Given instruction =>
Extract all lines that hold "Information" from the records below.

Rows from a dataset
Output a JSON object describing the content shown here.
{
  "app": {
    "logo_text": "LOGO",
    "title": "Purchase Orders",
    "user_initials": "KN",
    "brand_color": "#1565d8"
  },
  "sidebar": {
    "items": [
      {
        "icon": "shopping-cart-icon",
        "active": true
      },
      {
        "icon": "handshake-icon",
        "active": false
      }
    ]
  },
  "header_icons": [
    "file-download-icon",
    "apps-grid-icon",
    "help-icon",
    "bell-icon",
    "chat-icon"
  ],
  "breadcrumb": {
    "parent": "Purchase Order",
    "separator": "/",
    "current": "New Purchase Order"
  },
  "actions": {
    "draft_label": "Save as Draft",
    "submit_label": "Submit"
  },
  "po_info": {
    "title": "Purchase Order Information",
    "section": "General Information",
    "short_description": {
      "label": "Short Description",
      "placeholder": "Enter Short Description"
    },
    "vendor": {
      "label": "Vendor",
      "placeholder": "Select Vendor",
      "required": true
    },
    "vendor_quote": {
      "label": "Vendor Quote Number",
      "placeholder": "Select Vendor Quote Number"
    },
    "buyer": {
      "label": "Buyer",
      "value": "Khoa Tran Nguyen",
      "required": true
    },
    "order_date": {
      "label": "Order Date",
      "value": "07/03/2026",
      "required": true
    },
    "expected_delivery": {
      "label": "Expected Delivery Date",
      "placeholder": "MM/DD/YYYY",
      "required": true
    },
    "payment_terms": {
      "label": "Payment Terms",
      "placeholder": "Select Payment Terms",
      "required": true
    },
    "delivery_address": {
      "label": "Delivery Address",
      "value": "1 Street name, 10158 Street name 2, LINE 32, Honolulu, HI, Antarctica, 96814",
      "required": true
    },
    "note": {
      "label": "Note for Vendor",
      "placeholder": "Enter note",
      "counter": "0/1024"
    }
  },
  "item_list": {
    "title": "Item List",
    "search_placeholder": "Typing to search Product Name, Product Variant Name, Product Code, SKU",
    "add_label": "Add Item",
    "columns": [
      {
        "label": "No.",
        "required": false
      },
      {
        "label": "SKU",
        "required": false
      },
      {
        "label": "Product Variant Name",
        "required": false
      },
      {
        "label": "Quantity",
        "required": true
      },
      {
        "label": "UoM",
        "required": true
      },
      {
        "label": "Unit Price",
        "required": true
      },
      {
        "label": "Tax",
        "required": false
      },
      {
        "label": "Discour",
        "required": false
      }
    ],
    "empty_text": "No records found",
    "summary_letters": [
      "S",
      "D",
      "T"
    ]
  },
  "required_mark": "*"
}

Written reply =>
    "title": "Purchase Order Information",
    "section": "General Information",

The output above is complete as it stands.